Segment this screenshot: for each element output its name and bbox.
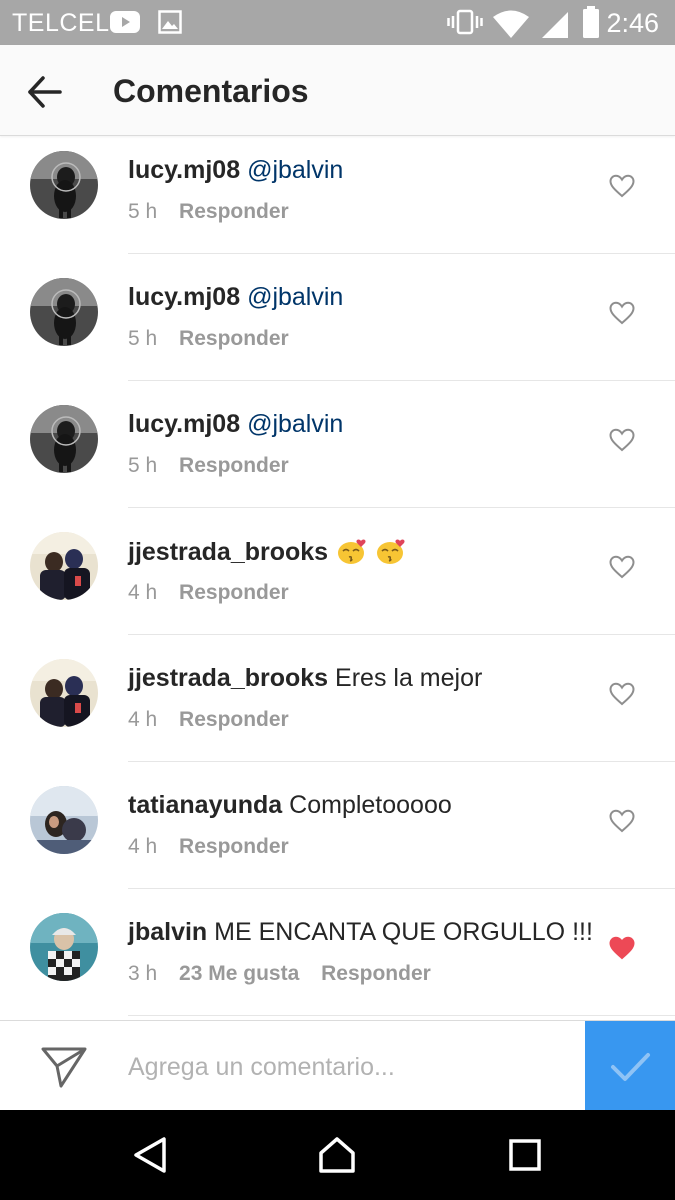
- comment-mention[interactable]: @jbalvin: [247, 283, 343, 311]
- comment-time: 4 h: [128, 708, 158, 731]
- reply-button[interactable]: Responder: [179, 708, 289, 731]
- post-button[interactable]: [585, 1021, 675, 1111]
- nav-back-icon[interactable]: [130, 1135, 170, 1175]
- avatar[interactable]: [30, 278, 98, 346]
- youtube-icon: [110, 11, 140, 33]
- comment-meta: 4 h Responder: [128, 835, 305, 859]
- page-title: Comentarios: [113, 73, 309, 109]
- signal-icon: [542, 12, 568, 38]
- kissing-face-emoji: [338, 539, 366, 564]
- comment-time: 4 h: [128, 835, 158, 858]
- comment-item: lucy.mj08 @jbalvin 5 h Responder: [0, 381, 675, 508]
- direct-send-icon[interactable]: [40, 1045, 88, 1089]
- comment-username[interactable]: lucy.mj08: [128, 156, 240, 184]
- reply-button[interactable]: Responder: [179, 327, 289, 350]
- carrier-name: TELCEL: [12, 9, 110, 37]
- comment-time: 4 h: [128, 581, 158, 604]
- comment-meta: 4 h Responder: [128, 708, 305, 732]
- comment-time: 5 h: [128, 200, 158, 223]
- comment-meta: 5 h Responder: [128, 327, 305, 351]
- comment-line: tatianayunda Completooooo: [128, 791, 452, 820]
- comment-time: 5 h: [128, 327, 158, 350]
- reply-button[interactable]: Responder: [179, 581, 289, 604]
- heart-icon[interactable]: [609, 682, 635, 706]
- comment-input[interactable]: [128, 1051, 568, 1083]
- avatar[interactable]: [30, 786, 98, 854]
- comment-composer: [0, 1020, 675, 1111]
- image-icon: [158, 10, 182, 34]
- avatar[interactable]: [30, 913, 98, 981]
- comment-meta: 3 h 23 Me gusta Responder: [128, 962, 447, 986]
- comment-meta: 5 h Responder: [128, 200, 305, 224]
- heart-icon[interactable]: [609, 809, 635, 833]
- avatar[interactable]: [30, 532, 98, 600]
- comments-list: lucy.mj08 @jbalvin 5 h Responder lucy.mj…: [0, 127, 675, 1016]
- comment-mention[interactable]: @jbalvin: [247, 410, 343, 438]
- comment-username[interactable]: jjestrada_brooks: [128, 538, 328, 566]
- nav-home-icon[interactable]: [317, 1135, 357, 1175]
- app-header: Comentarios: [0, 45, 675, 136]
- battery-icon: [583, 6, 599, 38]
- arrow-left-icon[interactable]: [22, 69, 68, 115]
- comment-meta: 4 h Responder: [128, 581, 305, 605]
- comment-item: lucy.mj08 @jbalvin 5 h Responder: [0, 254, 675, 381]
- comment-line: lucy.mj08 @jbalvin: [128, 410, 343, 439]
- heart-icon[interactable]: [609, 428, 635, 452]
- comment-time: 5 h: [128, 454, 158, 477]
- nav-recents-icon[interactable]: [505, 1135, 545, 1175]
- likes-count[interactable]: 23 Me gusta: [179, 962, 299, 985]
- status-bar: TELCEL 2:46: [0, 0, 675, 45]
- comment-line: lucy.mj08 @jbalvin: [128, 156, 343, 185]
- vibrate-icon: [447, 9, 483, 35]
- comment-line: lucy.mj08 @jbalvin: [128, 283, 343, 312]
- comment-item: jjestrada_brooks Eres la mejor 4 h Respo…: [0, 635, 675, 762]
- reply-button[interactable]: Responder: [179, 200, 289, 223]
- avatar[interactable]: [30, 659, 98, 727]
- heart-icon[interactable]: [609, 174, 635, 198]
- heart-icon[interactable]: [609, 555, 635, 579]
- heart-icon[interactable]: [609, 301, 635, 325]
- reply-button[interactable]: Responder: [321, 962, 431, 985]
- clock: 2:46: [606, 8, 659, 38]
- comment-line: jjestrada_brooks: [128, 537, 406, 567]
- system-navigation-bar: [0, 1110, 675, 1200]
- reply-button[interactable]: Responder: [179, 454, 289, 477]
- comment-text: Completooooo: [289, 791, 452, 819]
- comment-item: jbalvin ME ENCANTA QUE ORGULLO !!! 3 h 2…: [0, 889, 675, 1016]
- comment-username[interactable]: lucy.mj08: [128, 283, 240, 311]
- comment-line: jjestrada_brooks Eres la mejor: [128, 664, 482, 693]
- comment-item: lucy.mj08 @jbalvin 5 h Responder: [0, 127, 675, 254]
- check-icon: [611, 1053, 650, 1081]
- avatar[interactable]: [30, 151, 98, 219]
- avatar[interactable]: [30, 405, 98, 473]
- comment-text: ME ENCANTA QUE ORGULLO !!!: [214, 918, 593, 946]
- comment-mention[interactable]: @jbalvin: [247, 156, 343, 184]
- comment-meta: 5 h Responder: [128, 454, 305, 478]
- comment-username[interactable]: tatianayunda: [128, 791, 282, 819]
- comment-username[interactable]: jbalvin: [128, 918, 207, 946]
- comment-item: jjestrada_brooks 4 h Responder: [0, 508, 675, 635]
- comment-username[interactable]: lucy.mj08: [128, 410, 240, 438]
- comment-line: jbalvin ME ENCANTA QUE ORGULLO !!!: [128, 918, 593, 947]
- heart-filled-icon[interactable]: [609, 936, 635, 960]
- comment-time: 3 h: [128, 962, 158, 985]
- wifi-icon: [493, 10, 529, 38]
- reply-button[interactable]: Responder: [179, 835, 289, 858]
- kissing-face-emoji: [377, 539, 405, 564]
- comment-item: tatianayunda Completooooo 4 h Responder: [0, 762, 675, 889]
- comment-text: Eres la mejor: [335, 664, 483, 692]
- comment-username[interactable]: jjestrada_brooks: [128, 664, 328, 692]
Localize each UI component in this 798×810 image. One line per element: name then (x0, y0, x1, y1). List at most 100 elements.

- - - -

_DIRECTIONS_:
Put every line of the entries above into a numbered list, skipping blank lines and leaving the pictures out.

_OUTPUT BELOW_:
1. Segment this screenshot: for each element output its name and bbox.
2. - comment-mention[interactable]: @jbalvin: [247, 283, 343, 311]
3. - comment-time: 4 h: [128, 708, 158, 731]
4. - reply-button[interactable]: Responder: [179, 708, 289, 731]
5. - post-button[interactable]: [585, 1021, 675, 1111]
6. - nav-back-icon[interactable]: [130, 1135, 170, 1175]
7. - avatar[interactable]: [30, 278, 98, 346]
8. - youtube-icon: [110, 11, 140, 33]
9. - comment-meta: 4 h Responder: [128, 835, 305, 859]
10. - page-title: Comentarios: [113, 73, 309, 109]
11. - signal-icon: [542, 12, 568, 38]
12. - kissing-face-emoji: [338, 539, 366, 564]
13. - comment-time: 4 h: [128, 835, 158, 858]
14. - comment-item: lucy.mj08 @jbalvin 5 h Responder: [0, 381, 675, 508]
15. - direct-send-icon[interactable]: [40, 1045, 88, 1089]
16. - comment-username[interactable]: lucy.mj08: [128, 156, 240, 184]
17. - reply-button[interactable]: Responder: [179, 327, 289, 350]
18. - carrier-name: TELCEL: [12, 9, 110, 37]
19. - comment-time: 4 h: [128, 581, 158, 604]
20. - comment-meta: 4 h Responder: [128, 708, 305, 732]
21. - comment-time: 5 h: [128, 200, 158, 223]
22. - comment-meta: 5 h Responder: [128, 327, 305, 351]
23. - comment-line: tatianayunda Completooooo: [128, 791, 452, 820]
24. - comment-time: 5 h: [128, 327, 158, 350]
25. - reply-button[interactable]: Responder: [179, 581, 289, 604]
26. - heart-icon[interactable]: [609, 682, 635, 706]
27. - comment-input[interactable]: [128, 1051, 568, 1083]
28. - avatar[interactable]: [30, 786, 98, 854]
29. - comment-composer: [0, 1020, 675, 1111]
30. - image-icon: [158, 10, 182, 34]
31. - avatar[interactable]: [30, 913, 98, 981]
32. - comment-meta: 3 h 23 Me gusta Responder: [128, 962, 447, 986]
33. - comment-meta: 5 h Responder: [128, 200, 305, 224]
34. - heart-icon[interactable]: [609, 809, 635, 833]
35. - avatar[interactable]: [30, 532, 98, 600]
36. - comments-list: lucy.mj08 @jbalvin 5 h Responder lucy.mj…: [0, 127, 675, 1016]
37. - comment-mention[interactable]: @jbalvin: [247, 410, 343, 438]
38. - comment-username[interactable]: jjestrada_brooks: [128, 538, 328, 566]
39. - nav-home-icon[interactable]: [317, 1135, 357, 1175]
40. - app-header: Comentarios: [0, 45, 675, 136]
41. - battery-icon: [583, 6, 599, 38]
42. - arrow-left-icon[interactable]: [22, 69, 68, 115]
43. - comment-meta: 4 h Responder: [128, 581, 305, 605]
44. - comment-item: lucy.mj08 @jbalvin 5 h Responder: [0, 254, 675, 381]
45. - comment-line: lucy.mj08 @jbalvin: [128, 410, 343, 439]
46. - heart-icon[interactable]: [609, 428, 635, 452]
47. - comment-time: 5 h: [128, 454, 158, 477]
48. - nav-recents-icon[interactable]: [505, 1135, 545, 1175]
49. - likes-count[interactable]: 23 Me gusta: [179, 962, 299, 985]
50. - status-bar: TELCEL 2:46: [0, 0, 675, 45]
51. - comment-line: lucy.mj08 @jbalvin: [128, 156, 343, 185]
52. - vibrate-icon: [447, 9, 483, 35]
53. - comment-line: lucy.mj08 @jbalvin: [128, 283, 343, 312]
54. - comment-item: jjestrada_brooks Eres la mejor 4 h Respo…: [0, 635, 675, 762]
55. - reply-button[interactable]: Responder: [179, 200, 289, 223]
56. - avatar[interactable]: [30, 659, 98, 727]
57. - heart-icon[interactable]: [609, 174, 635, 198]
58. - heart-icon[interactable]: [609, 555, 635, 579]
59. - heart-icon[interactable]: [609, 301, 635, 325]
60. - reply-button[interactable]: Responder: [321, 962, 431, 985]
61. - clock: 2:46: [606, 8, 659, 38]
62. - comment-line: jjestrada_brooks: [128, 537, 406, 567]
63. - system-navigation-bar: [0, 1110, 675, 1200]
64. - reply-button[interactable]: Responder: [179, 454, 289, 477]
65. - comment-text: Completooooo: [289, 791, 452, 819]
66. - comment-item: jbalvin ME ENCANTA QUE ORGULLO !!! 3 h 2…: [0, 889, 675, 1016]
67. - comment-username[interactable]: lucy.mj08: [128, 283, 240, 311]
68. - comment-line: jjestrada_brooks Eres la mejor: [128, 664, 482, 693]
69. - comment-item: lucy.mj08 @jbalvin 5 h Responder: [0, 127, 675, 254]
70. - check-icon: [611, 1053, 650, 1081]
71. - avatar[interactable]: [30, 151, 98, 219]
72. - avatar[interactable]: [30, 405, 98, 473]
73. - comment-text: ME ENCANTA QUE ORGULLO !!!: [214, 918, 593, 946]
74. - comment-mention[interactable]: @jbalvin: [247, 156, 343, 184]
75. - comment-meta: 5 h Responder: [128, 454, 305, 478]
76. - comment-username[interactable]: tatianayunda: [128, 791, 282, 819]
77. - comment-username[interactable]: jbalvin: [128, 918, 207, 946]
78. - comment-item: jjestrada_brooks 4 h Responder: [0, 508, 675, 635]
79. - comment-username[interactable]: lucy.mj08: [128, 410, 240, 438]
80. - comment-line: jbalvin ME ENCANTA QUE ORGULLO !!!: [128, 918, 593, 947]
81. - heart-filled-icon[interactable]: [609, 936, 635, 960]
82. - comment-time: 3 h: [128, 962, 158, 985]
83. - wifi-icon: [493, 10, 529, 38]
84. - reply-button[interactable]: Responder: [179, 835, 289, 858]
85. - kissing-face-emoji: [377, 539, 405, 564]
86. - comment-item: tatianayunda Completooooo 4 h Responder: [0, 762, 675, 889]
87. - comment-text: Eres la mejor: [335, 664, 483, 692]
88. - comment-username[interactable]: jjestrada_brooks: [128, 664, 328, 692]
89. Localize each UI component in this 798×810 image. One line per element: name then (x0, y0, x1, y1). List at most 100 elements.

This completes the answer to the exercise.